Short task
Identify each line below that contains the word "grid", and copy it out.

Task material
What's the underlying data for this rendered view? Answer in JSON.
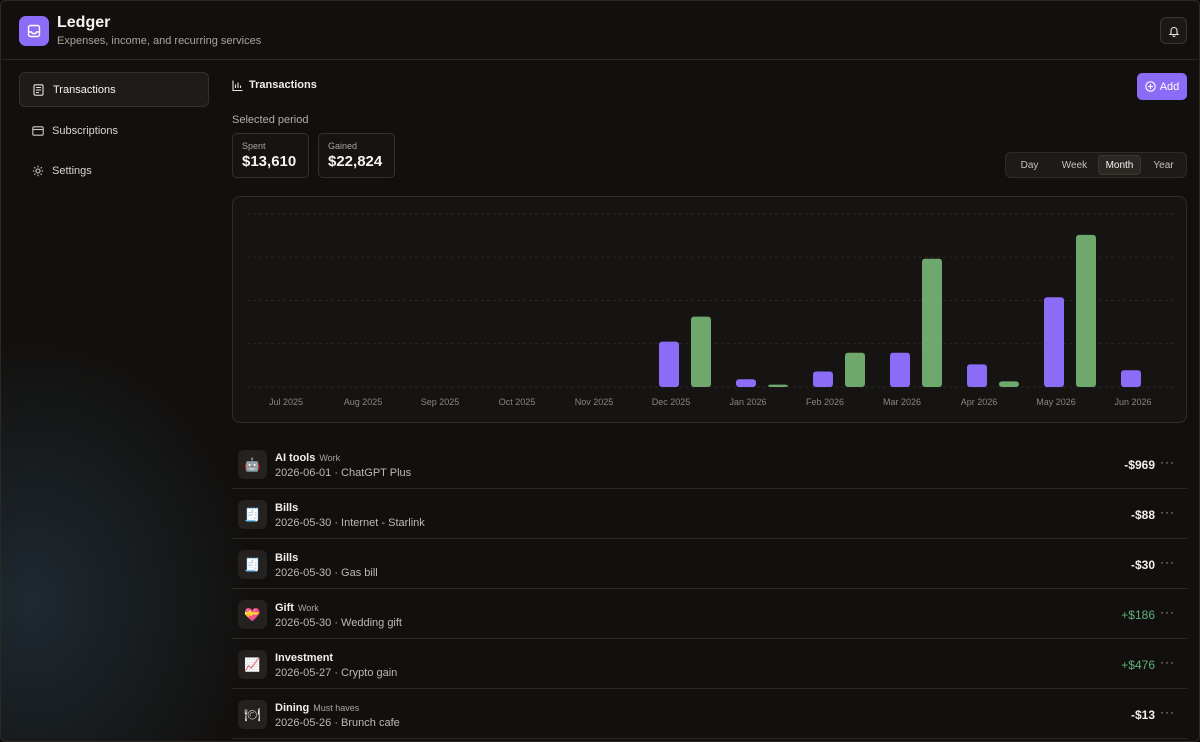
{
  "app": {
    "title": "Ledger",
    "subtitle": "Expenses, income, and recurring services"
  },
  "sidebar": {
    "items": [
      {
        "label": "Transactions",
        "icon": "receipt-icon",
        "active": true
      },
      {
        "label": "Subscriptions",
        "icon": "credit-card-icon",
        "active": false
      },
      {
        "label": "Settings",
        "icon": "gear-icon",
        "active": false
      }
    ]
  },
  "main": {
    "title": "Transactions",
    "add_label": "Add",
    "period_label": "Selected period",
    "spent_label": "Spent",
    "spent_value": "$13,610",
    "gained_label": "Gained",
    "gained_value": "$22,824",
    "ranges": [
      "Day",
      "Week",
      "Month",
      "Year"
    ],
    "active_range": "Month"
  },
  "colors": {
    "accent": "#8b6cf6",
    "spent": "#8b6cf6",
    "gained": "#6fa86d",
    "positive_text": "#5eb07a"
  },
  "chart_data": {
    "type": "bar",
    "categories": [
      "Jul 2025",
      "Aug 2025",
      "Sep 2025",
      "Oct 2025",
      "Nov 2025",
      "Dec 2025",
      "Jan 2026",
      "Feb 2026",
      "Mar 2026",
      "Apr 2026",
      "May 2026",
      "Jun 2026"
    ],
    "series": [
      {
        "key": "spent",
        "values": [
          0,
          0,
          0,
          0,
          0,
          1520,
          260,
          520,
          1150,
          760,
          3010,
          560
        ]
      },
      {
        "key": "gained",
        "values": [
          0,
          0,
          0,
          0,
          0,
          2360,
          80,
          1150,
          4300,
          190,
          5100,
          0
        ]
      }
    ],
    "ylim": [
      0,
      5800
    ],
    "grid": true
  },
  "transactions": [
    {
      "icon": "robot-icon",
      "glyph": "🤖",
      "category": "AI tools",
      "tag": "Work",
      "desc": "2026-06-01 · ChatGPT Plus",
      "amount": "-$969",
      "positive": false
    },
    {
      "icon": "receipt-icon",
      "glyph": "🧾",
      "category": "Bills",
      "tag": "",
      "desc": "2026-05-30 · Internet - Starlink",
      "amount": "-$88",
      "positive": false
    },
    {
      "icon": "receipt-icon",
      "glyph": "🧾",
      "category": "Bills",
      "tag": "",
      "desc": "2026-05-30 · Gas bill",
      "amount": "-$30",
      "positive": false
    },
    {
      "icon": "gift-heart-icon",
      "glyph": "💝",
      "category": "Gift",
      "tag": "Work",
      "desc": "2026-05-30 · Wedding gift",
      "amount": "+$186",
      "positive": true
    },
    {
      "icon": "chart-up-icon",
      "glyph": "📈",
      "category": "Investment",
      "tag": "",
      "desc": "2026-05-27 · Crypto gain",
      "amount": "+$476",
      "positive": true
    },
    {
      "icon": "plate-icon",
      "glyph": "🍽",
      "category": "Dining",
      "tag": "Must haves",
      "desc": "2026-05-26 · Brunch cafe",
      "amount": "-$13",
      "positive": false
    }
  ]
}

==

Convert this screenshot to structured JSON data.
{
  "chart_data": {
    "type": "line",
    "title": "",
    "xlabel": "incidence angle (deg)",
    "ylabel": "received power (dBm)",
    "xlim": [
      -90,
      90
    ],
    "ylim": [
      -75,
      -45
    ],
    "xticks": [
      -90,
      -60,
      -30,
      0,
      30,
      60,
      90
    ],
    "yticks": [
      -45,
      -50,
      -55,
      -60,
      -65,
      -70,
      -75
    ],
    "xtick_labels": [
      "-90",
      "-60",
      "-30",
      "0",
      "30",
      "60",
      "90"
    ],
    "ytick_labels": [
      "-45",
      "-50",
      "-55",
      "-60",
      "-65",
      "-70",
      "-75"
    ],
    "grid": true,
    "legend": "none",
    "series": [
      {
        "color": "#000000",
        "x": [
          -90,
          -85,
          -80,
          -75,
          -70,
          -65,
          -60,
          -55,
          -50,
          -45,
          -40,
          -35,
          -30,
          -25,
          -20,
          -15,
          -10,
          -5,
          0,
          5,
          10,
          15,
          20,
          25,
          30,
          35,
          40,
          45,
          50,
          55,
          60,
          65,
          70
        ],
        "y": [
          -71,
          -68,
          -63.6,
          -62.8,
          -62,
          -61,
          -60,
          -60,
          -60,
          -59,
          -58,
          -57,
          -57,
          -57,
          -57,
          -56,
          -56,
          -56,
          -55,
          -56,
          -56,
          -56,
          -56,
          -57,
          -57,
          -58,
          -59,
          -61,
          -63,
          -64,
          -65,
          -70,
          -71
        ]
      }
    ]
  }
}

==

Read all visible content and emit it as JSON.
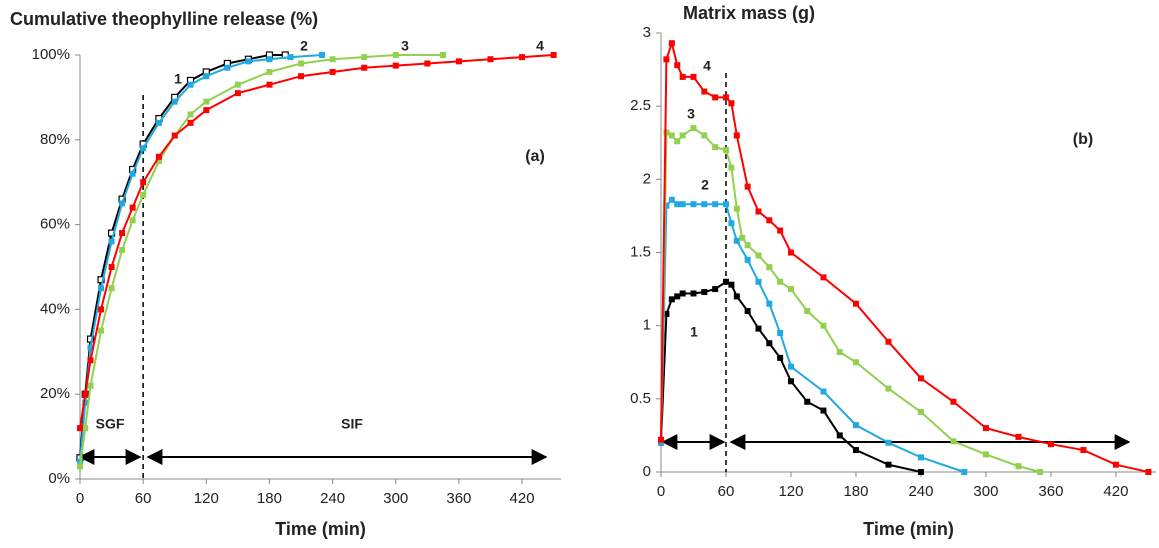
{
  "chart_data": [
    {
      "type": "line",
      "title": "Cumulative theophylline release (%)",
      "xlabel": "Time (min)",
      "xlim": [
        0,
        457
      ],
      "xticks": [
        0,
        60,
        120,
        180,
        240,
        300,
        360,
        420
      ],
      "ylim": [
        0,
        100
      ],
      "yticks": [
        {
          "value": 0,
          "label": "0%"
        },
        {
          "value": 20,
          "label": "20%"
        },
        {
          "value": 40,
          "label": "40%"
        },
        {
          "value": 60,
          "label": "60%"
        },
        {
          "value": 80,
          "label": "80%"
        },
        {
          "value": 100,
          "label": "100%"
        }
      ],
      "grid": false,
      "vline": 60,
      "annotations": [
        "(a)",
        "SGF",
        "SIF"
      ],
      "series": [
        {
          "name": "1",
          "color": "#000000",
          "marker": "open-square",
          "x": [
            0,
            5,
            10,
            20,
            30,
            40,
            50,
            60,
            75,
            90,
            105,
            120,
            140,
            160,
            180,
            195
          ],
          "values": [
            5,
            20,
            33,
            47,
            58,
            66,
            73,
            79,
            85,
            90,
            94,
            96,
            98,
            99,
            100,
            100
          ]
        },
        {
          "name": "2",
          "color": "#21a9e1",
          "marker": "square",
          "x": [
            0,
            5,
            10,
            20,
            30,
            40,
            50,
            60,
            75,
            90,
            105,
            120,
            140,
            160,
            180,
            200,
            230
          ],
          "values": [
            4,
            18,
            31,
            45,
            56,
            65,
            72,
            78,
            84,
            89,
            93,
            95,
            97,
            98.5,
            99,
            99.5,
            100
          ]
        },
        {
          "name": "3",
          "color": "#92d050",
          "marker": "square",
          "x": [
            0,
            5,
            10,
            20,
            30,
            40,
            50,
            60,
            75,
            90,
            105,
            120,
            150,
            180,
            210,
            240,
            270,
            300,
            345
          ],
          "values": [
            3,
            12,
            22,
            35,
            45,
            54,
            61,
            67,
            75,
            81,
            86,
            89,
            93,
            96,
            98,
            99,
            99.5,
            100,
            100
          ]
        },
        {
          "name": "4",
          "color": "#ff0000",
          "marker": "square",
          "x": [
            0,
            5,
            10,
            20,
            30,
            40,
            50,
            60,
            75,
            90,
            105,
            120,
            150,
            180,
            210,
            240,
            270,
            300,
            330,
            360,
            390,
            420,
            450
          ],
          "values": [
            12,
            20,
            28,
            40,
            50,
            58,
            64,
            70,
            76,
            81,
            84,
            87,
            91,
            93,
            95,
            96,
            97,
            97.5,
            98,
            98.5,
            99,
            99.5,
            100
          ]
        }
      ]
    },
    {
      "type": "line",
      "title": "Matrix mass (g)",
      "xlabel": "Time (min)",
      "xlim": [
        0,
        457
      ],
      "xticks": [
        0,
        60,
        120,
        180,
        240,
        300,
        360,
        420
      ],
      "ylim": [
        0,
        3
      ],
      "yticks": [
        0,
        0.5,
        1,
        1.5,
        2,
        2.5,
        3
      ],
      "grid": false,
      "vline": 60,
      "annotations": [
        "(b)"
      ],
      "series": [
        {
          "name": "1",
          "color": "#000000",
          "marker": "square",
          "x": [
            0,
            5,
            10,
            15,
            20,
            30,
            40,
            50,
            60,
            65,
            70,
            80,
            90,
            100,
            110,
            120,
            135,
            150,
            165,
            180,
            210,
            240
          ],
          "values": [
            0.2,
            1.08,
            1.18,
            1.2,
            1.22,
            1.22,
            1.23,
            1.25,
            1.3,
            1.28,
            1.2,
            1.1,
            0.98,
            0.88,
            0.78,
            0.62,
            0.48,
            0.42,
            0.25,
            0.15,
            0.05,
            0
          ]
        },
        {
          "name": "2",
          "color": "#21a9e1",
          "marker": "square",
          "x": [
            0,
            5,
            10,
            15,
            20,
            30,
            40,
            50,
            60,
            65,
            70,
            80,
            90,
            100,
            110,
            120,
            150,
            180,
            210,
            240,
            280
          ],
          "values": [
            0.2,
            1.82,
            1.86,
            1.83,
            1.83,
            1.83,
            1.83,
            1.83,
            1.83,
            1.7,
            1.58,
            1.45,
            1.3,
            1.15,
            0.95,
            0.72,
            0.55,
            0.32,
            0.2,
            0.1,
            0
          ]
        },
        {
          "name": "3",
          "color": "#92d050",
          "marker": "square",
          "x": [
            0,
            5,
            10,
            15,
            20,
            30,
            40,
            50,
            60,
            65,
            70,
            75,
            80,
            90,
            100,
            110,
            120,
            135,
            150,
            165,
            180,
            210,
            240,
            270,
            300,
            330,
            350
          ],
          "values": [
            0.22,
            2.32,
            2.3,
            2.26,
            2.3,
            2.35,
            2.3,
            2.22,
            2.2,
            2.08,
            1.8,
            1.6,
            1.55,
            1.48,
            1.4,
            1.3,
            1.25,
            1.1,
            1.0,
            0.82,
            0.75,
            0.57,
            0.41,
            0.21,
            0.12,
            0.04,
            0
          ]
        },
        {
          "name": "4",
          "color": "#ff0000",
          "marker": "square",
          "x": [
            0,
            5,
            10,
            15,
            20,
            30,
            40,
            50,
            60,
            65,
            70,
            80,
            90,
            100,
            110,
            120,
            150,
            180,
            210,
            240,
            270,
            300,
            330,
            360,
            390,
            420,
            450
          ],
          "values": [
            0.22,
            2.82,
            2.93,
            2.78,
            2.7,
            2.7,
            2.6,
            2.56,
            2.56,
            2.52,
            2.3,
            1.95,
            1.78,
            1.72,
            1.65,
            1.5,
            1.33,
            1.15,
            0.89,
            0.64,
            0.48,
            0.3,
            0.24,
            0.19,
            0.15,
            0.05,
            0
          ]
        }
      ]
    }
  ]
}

Response to this exercise
    "grid": true
    "grid": true,
      "grid": false,
      "grid": false,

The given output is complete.